▶ _Texte cité_:
··········

Minsk 2 tiendra-t-il ses promesses ?

Anne de Tinguy, spécialiste de la Russie et de l'Ukraine, analyse pour « L'Orient-Le Jour » l'accord entre les rebelles prorusses et les émissaires de Kiev.

Angela Merkel et François Hollande, lors d’une conférence de presse suivant le sommet de Minsk. Grigory Dukor/ Reuters

Les violences ne connaissaient pas de répit dans l'Est séparatiste prorusse de l'Ukraine hier, avec au moins quinze militaires et civils tués dans les dernières 24 heures, ce qui alimente la méfiance des Occidentaux envers les nouveaux accords de paix signés la veille à Minsk.
La trêve est certes censée entrer en vigueur à partir de dimanche minuit, mais le texte, dit Minsk 2, arraché au terme de seize heures de négociations entre les dirigeants russe, ukrainien, français et allemand, a fait naître « une lueur d'espoir » pour l'arrêt des violences qui ont atteint des niveaux critiques ces dernières semaines, portant le bilan des morts à près de 5 500 en 10 mois. Angela Merkel et François Hollande, qui ont participé au sommet de Minsk, ont dès jeudi laissé entendre qu'il y aurait des difficultés dans la mise en œuvre de Minsk 2 et ont mis en garde la Russie en menaçant de lui imposer de nouvelles sanctions si la trêve échoue.
En outre, le document en 13 points reprend en grande partie ceux du « protocole » de cessez-le-feu, signé le 5 septembre à Minsk et développé par un mémorandum le 19 septembre, mais qui n'avaient pas abouti à une paix durable. Le nouveau texte élargit cependant la zone tampon d'où les armes lourdes doivent être retirées, et insiste sur un contrôle de la frontière par les forces de Kiev et sur une révision de la Constitution ukrainienne.

··········

▶ _Exercice proposé A_: Recopiez à l'identique les lignes ci-dessous, en commençant par celle qui contient « bar xyxy=(94,156,310,164) » et en terminant par celle qui contient « y-tick-label: >100% xyxy=(48,90,83,102) ».

▶ _Données de l'exercice_:
··········

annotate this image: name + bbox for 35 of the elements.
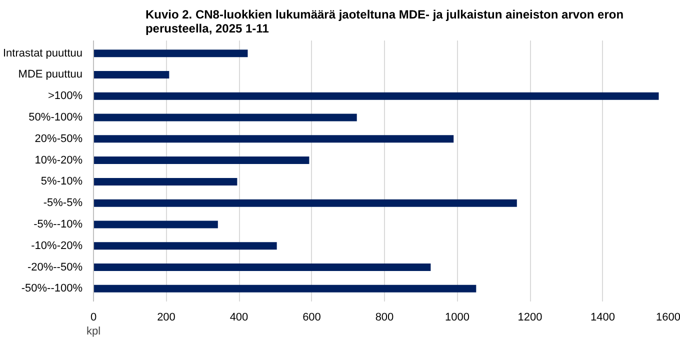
bar xyxy=(94,156,310,164)
y-tick-label: -5%--10% xyxy=(34,218,83,230)
x-tick-label: 1600 xyxy=(656,312,680,324)
y-tick-label: -50%--100% xyxy=(21,282,83,295)
x-tick-label: 600 xyxy=(302,312,321,324)
y-tick-label: -10%-20% xyxy=(31,240,83,252)
chart-title: Kuvio 2. CN8-luokkien lukumäärä jaoteltuna MDE- ja julkaistun aineiston arvon eron perusteella, 2025 1-11 xyxy=(145,8,624,36)
bar xyxy=(94,264,431,272)
bar xyxy=(94,70,170,78)
x-tick-label: 200 xyxy=(157,312,176,324)
x-tick-label: 1000 xyxy=(445,312,470,324)
y-tick-label: >100% xyxy=(48,90,83,102)
bar xyxy=(94,92,659,100)
x-tick-label: 0 xyxy=(90,312,97,324)
y-tick-label: Intrastat puuttuu xyxy=(3,47,82,60)
bar xyxy=(94,242,277,250)
bar xyxy=(94,199,517,207)
y-tick-label: MDE puuttuu xyxy=(18,68,82,81)
y-tick-label: 10%-20% xyxy=(34,154,83,166)
x-tick-label: 1200 xyxy=(518,312,542,324)
y-tick-label: -5%-5% xyxy=(43,197,83,210)
x-tick-label: 1400 xyxy=(590,312,615,324)
x-tick-label: 400 xyxy=(230,312,248,324)
bar xyxy=(94,284,476,292)
bar xyxy=(94,114,357,122)
bar xyxy=(94,50,248,58)
y-tick-label: -20%--50% xyxy=(27,261,83,274)
bar xyxy=(94,178,238,186)
y-tick-label: 5%-10% xyxy=(40,176,83,188)
x-axis-title: kpl xyxy=(86,326,101,338)
y-tick-label: 50%-100% xyxy=(28,112,83,124)
bar xyxy=(94,220,218,228)
y-tick-label: 20%-50% xyxy=(34,132,83,145)
x-tick-label: 800 xyxy=(375,312,394,324)
bar xyxy=(94,135,454,143)
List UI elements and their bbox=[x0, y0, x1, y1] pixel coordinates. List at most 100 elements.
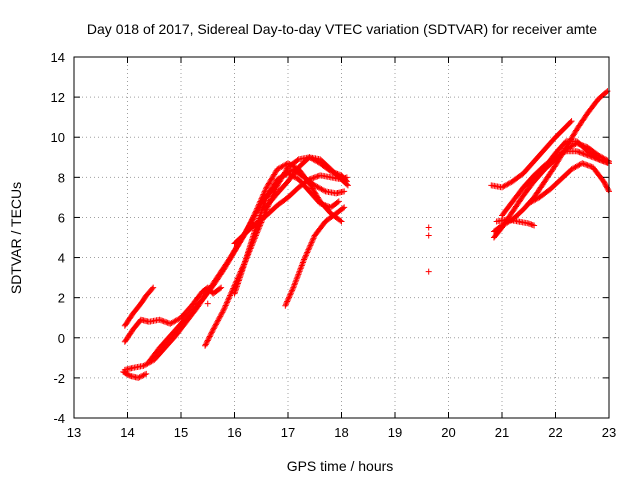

··········

▶ _Exercice proposé B_: Reprenez l'article sur l'accord de Minsk 2 là où il s'arrête et rédigez-en la suite.

▶ _Réponse attendue A_:
bar xyxy=(94,156,310,164)
y-tick-label: -5%--10% xyxy=(34,218,83,230)
x-tick-label: 1600 xyxy=(656,312,680,324)
y-tick-label: -50%--100% xyxy=(21,282,83,295)
x-tick-label: 600 xyxy=(302,312,321,324)
y-tick-label: -10%-20% xyxy=(31,240,83,252)
chart-title: Kuvio 2. CN8-luokkien lukumäärä jaoteltuna MDE- ja julkaistun aineiston arvon eron perusteella, 2025 1-11 xyxy=(145,8,624,36)
bar xyxy=(94,264,431,272)
bar xyxy=(94,70,170,78)
x-tick-label: 200 xyxy=(157,312,176,324)
x-tick-label: 1000 xyxy=(445,312,470,324)
y-tick-label: >100% xyxy=(48,90,83,102)

▶ _Réponse attendue B_:
En septembre dernier, un « protocole » de cessez-le-feu avait déjà été signé à Minsk, qui n'avait pas été appliqué. En quoi Minsk 2 pourrait-il être respecté et apporter une solution au conflit ?
Cet accord n'est pas vraiment une copie de l'accord signé en septembre. Il y a une grande différence parce que l'accord signé jeudi a été rédigé et conclu avec le soutien de la France et de l'Allemagne, ce qui est très important. De plus, la Russie, l'Ukraine, la France et l'Allemagne s'engagent à s'impliquer dans sa mise en œuvre.
Cependant, beaucoup d'inconnues demeurent, notamment sur les questions du contrôle des frontières et des réformes constitutionnelles qui octroieraient un statut spécial aux régions de l'est de l'Ukraine. Enfin, la résolution du problème de la présence de forces étrangères dans l'est de l'Ukraine demeure très floue. Le retrait de ces forces doit se faire sous la supervision de l'OSCE. Mais comment pourra-t-il se faire ? L'OSCE est déjà présente à deux points de passage sur la frontière, mais il y en a huit et 400 km de frontière, ses moyens sont donc trop faibles.

Comment expliquez-vous le décalage, après la signature de l'accord, entre les réactions des Occidentaux, et celles de la Russie et des séparatistes prorusses ?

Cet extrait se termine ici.